::: Record set :::

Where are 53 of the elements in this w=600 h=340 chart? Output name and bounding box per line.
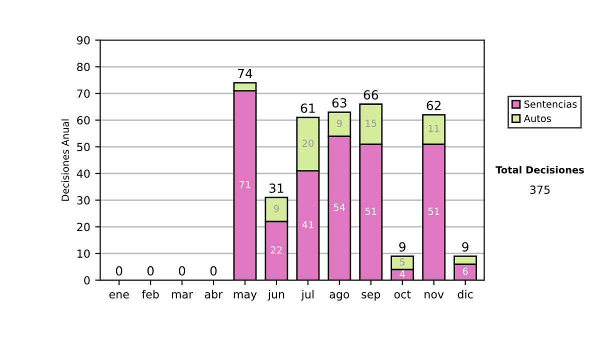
data-label: 6 [462, 268, 468, 275]
x-tick-label: mar [172, 292, 194, 298]
x-tick-label: sep [362, 292, 380, 301]
data-label: 54 [334, 204, 346, 211]
data-label: 51 [428, 208, 440, 215]
data-label: 41 [302, 221, 314, 228]
x-tick-label: jul [301, 290, 314, 301]
y-tick-label: 30 [77, 196, 90, 205]
y-tick-label: 60 [77, 116, 90, 125]
y-tick-label: 0 [84, 276, 90, 285]
data-label: 9 [274, 204, 279, 212]
y-tick-label: 50 [77, 142, 90, 152]
x-tick-label: dic [458, 290, 473, 298]
x-tick-label: jun [268, 290, 284, 301]
data-label: 51 [365, 208, 376, 215]
x-tick-label: abr [204, 290, 223, 298]
total-label: 0 [210, 266, 217, 276]
total-label: 0 [116, 266, 122, 276]
legend-label: Autos [524, 114, 551, 122]
data-label: 11 [428, 125, 440, 132]
x-tick-label: oct [394, 290, 411, 298]
data-label: 4 [400, 270, 405, 278]
x-tick-label: may [234, 292, 257, 301]
text: Total Decisiones [496, 166, 584, 174]
total-label: 0 [147, 266, 154, 276]
data-label: 9 [336, 120, 342, 127]
total-label: 9 [399, 242, 406, 252]
y-tick-label: 10 [78, 249, 90, 258]
x-tick-label: ene [109, 292, 129, 298]
y-axis-title: Decisiones Anual [61, 119, 69, 201]
text: 375 [530, 186, 550, 194]
total-label: 0 [178, 266, 186, 276]
x-tick-label: ago [330, 292, 350, 301]
total-label: 9 [462, 242, 468, 252]
x-tick-label: feb [142, 290, 159, 298]
data-label: 20 [302, 140, 314, 147]
total-label: 63 [332, 98, 346, 108]
y-tick-label: 70 [77, 89, 90, 98]
data-label: 22 [270, 246, 282, 254]
y-tick-label: 20 [77, 222, 90, 232]
data-label: 15 [366, 120, 376, 127]
legend-label: Sentencias [524, 100, 577, 108]
data-label: 5 [400, 258, 405, 266]
total-label: 61 [300, 103, 315, 113]
total-label: 66 [364, 90, 378, 100]
total-label: 74 [238, 68, 252, 78]
y-tick-label: 90 [77, 36, 90, 44]
x-tick-label: nov [424, 292, 444, 298]
y-tick-label: 80 [77, 62, 90, 72]
total-label: 62 [426, 100, 441, 110]
y-tick-label: 40 [76, 169, 90, 178]
data-label: 71 [240, 181, 250, 188]
total-label: 31 [269, 183, 284, 193]
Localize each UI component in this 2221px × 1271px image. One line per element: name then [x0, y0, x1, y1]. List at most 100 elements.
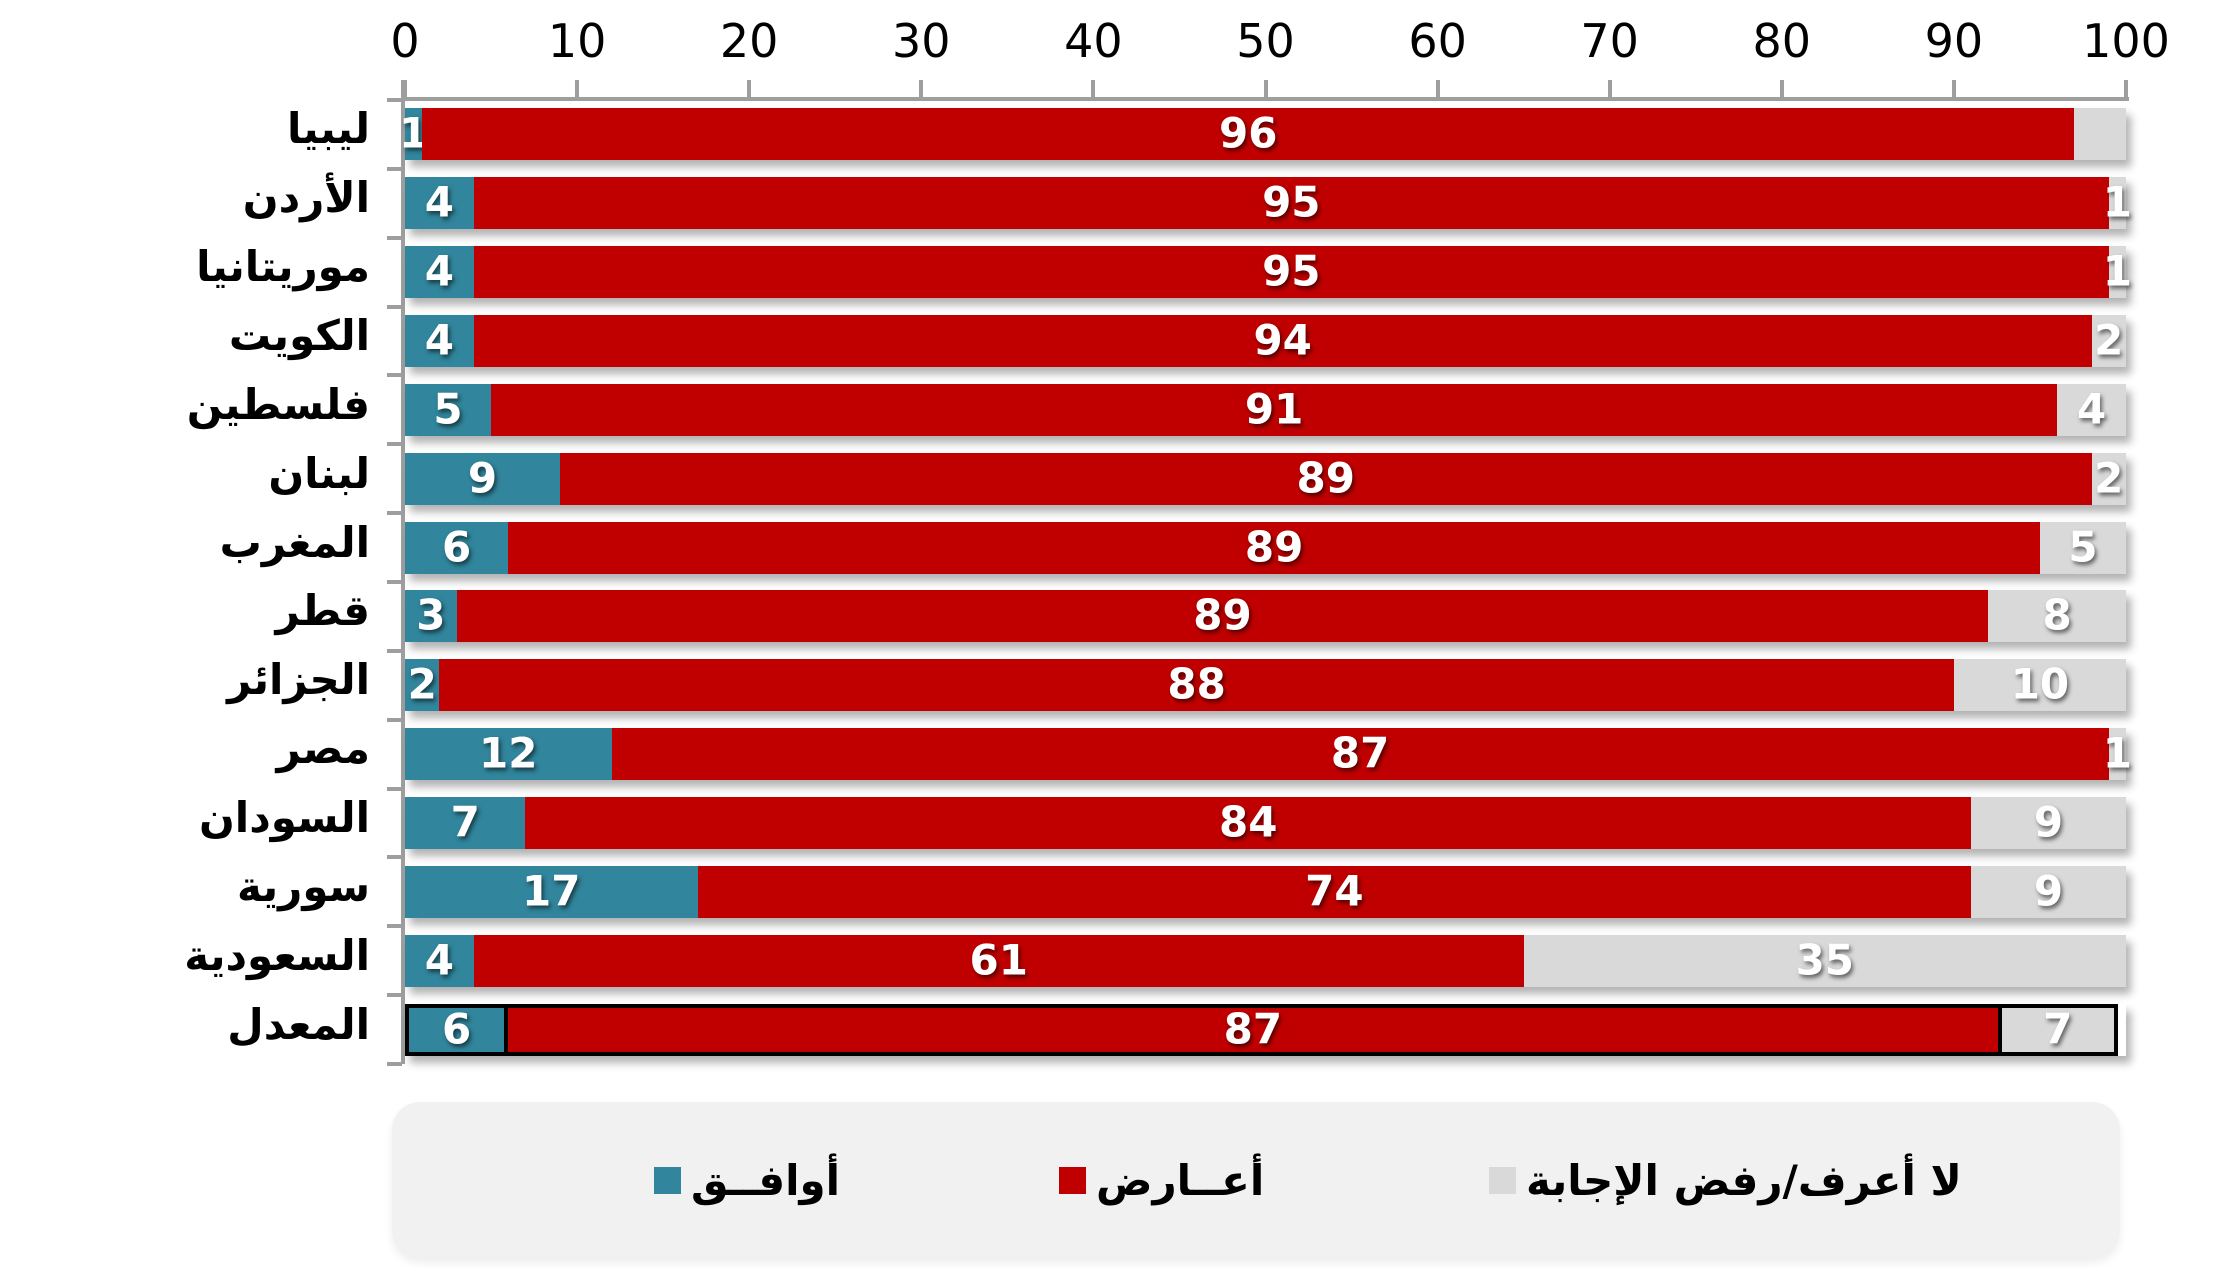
category-label: قطر — [275, 586, 370, 636]
x-axis-tick — [403, 80, 407, 97]
x-axis-tick-label: 60 — [1408, 14, 1467, 68]
y-axis-tick — [387, 511, 402, 516]
value-label-oppose: 61 — [969, 935, 1028, 985]
bar-segment-oppose: 94 — [473, 315, 2092, 367]
value-label-oppose: 91 — [1244, 384, 1304, 434]
value-label-agree: 2 — [407, 659, 437, 709]
legend-item-agree: أوافــق — [654, 1154, 840, 1206]
category-label: المغرب — [219, 517, 370, 567]
x-axis-tick — [747, 80, 752, 97]
y-axis-tick — [387, 166, 402, 171]
y-axis-tick — [387, 373, 402, 378]
x-axis-tick-label: 30 — [892, 14, 951, 68]
bar-row: 1 96 — [399, 108, 2126, 161]
value-label-oppose: 84 — [1219, 797, 1278, 847]
x-axis-tick — [1607, 80, 1612, 97]
y-axis-tick — [387, 235, 402, 240]
bar-segment-oppose: 95 — [473, 246, 2109, 299]
x-axis-tick — [1091, 80, 1096, 97]
bar-row: 4 95 1 — [405, 177, 2132, 230]
value-label-dont-know: 8 — [2042, 590, 2072, 640]
bar-segment-dont-know: 4 — [2057, 383, 2126, 436]
y-axis-line — [401, 80, 405, 1064]
bar-segment-oppose: 87 — [504, 1003, 2002, 1056]
x-axis-line — [403, 97, 2129, 101]
bar-segment-agree: 4 — [405, 177, 474, 230]
value-label-agree: 6 — [442, 1004, 472, 1054]
bar-segment-agree: 1 — [399, 108, 428, 161]
value-label-agree: 4 — [424, 315, 455, 365]
bar-row: 4 95 1 — [405, 246, 2132, 299]
y-axis-tick — [387, 924, 402, 929]
x-axis-tick — [2124, 80, 2128, 97]
category-label: السودان — [198, 793, 370, 842]
legend-item-oppose: أعــارض — [1059, 1154, 1264, 1206]
bar-segment-oppose: 95 — [473, 177, 2109, 230]
value-label-oppose: 89 — [1296, 453, 1355, 503]
bar-segment-agree: 6 — [405, 521, 509, 574]
bar-segment-agree: 6 — [405, 1003, 509, 1056]
legend-swatch-dont-know-icon — [1489, 1166, 1516, 1194]
bar-row: 2 88 10 — [405, 659, 2126, 712]
value-label-dont-know: 2 — [2094, 453, 2124, 503]
bar-segment-agree: 7 — [405, 797, 526, 849]
legend-box: أوافــق أعــارض لا أعرف/رفض الإجابة — [392, 1102, 2120, 1258]
value-label-dont-know: 35 — [1795, 935, 1855, 985]
bar-row: 6 87 7 — [405, 1003, 2126, 1056]
value-label-oppose: 95 — [1262, 177, 1321, 227]
x-axis-tick-label: 0 — [390, 14, 420, 68]
value-label-agree: 12 — [479, 728, 538, 778]
bar-segment-dont-know: 8 — [1988, 590, 2126, 643]
legend-label-agree: أوافــق — [691, 1155, 840, 1205]
y-axis-tick — [387, 304, 402, 309]
bar-row: 4 61 35 — [405, 934, 2126, 987]
bar-segment-dont-know: 1 — [2103, 177, 2132, 230]
y-axis-tick — [387, 580, 402, 584]
category-label: مصر — [276, 724, 370, 774]
legend-swatch-agree-icon — [654, 1166, 681, 1194]
category-label: فلسطين — [186, 379, 370, 429]
bar-segment-agree: 3 — [405, 590, 457, 643]
legend-label-oppose: أعــارض — [1096, 1155, 1265, 1205]
bar-segment-dont-know: 2 — [2091, 452, 2126, 505]
value-label-agree: 17 — [522, 866, 581, 916]
value-label-oppose: 74 — [1305, 866, 1364, 916]
category-label: المعدل — [227, 999, 370, 1049]
y-axis-tick — [387, 786, 402, 791]
bar-segment-oppose: 74 — [697, 865, 1972, 918]
x-axis-tick-label: 50 — [1236, 14, 1295, 68]
value-label-agree: 6 — [442, 522, 472, 572]
value-label-dont-know: 9 — [2033, 866, 2064, 916]
bar-segment-agree: 5 — [405, 383, 492, 436]
value-label-agree: 5 — [433, 384, 463, 434]
category-label: الجزائر — [227, 655, 370, 705]
value-label-dont-know: 2 — [2094, 315, 2124, 365]
x-axis-tick-label: 70 — [1580, 14, 1639, 68]
x-axis-tick — [575, 80, 580, 97]
x-axis-tick-label: 90 — [1924, 14, 1984, 68]
bar-row: 17 74 9 — [405, 865, 2126, 918]
legend-item-dont-know: لا أعرف/رفض الإجابة — [1489, 1154, 1962, 1206]
bar-row: 9 89 2 — [405, 452, 2126, 505]
bar-row: 12 87 1 — [405, 728, 2132, 781]
y-axis-tick — [387, 717, 402, 722]
bar-segment-dont-know — [2074, 108, 2126, 161]
bar-segment-oppose: 89 — [559, 452, 2092, 505]
bar-segment-agree: 2 — [405, 659, 440, 712]
bar-segment-oppose: 61 — [473, 934, 1524, 987]
value-label-dont-know: 1 — [2102, 728, 2132, 778]
bar-segment-oppose: 96 — [422, 108, 2075, 161]
category-label: الكويت — [228, 311, 370, 360]
category-label: لبنان — [268, 448, 370, 498]
bar-segment-oppose: 91 — [491, 383, 2058, 436]
value-label-dont-know: 1 — [2102, 177, 2132, 227]
bar-row: 7 84 9 — [405, 797, 2126, 849]
bar-segment-dont-know: 2 — [2091, 315, 2126, 367]
value-label-oppose: 95 — [1262, 246, 1321, 296]
bar-segment-agree: 4 — [405, 246, 474, 299]
value-label-dont-know: 4 — [2076, 384, 2107, 434]
legend-swatch-oppose-icon — [1059, 1166, 1086, 1194]
x-axis-tick — [919, 80, 924, 97]
bar-segment-agree: 9 — [405, 452, 560, 505]
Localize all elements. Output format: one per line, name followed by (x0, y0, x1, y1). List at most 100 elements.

:::

Format the records from the line with "data-label: 6 [462, 268, 468, 275]" to the line with "legend-label: Autos [524, 114, 551, 122]" as a numbered list, skipping blank lines.

# Task answer
1. data-label: 6 [462, 268, 468, 275]
2. x-tick-label: mar [172, 292, 194, 298]
3. x-tick-label: sep [362, 292, 380, 301]
4. data-label: 54 [334, 204, 346, 211]
5. data-label: 51 [428, 208, 440, 215]
6. data-label: 41 [302, 221, 314, 228]
7. x-tick-label: jul [301, 290, 314, 301]
8. y-tick-label: 30 [77, 196, 90, 205]
9. y-tick-label: 60 [77, 116, 90, 125]
10. y-tick-label: 0 [84, 276, 90, 285]
11. data-label: 9 [274, 204, 279, 212]
12. y-tick-label: 50 [77, 142, 90, 152]
13. x-tick-label: dic [458, 290, 473, 298]
14. x-tick-label: jun [268, 290, 284, 301]
15. data-label: 51 [365, 208, 376, 215]
16. x-tick-label: abr [204, 290, 223, 298]
17. total-label: 0 [210, 266, 217, 276]
18. total-label: 0 [116, 266, 122, 276]
19. legend-label: Autos [524, 114, 551, 122]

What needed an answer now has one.